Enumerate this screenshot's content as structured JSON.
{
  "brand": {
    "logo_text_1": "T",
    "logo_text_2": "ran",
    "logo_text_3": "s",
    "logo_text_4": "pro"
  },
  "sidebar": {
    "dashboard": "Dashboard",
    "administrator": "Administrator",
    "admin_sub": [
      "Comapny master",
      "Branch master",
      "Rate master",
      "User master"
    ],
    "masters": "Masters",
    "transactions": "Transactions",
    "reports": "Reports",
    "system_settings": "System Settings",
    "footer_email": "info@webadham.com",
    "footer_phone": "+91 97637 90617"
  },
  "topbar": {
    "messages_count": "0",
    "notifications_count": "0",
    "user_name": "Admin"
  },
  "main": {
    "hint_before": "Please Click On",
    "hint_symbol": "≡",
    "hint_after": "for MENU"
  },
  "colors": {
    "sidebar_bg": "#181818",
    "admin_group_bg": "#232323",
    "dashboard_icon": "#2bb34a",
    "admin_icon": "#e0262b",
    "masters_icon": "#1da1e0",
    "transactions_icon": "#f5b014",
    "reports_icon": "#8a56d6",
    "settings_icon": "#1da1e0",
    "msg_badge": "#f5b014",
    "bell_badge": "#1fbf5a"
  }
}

______________________________

Copy out the material word for word and line for line.

■ FULL SOLUTION ■
Enumerate this screenshot's content as structured JSON.
{
  "brand": {
    "logo_text_1": "T",
    "logo_text_2": "ran",
    "logo_text_3": "s",
    "logo_text_4": "pro"
  },
  "sidebar": {
    "dashboard": "Dashboard",
    "administrator": "Administrator",
    "admin_sub": [
      "Comapny master",
      "Branch master",
      "Rate master",
      "User master"
    ],
    "masters": "Masters",
    "transactions": "Transactions",
    "reports": "Reports",
    "system_settings": "System Settings",
    "footer_email": "info@webadham.com",
    "footer_phone": "+91 97637 90617"
  },
  "topbar": {
    "messages_count": "0",
    "notifications_count": "0",
    "user_name": "Admin"
  },
  "main": {
    "hint_before": "Please Click On",
    "hint_symbol": "≡",
    "hint_after": "for MENU"
  },
  "colors": {
    "sidebar_bg": "#181818",
    "admin_group_bg": "#232323",
    "dashboard_icon": "#2bb34a",
    "admin_icon": "#e0262b",
    "masters_icon": "#1da1e0",
    "transactions_icon": "#f5b014",
    "reports_icon": "#8a56d6",
    "settings_icon": "#1da1e0",
    "msg_badge": "#f5b014",
    "bell_badge": "#1fbf5a"
  }
}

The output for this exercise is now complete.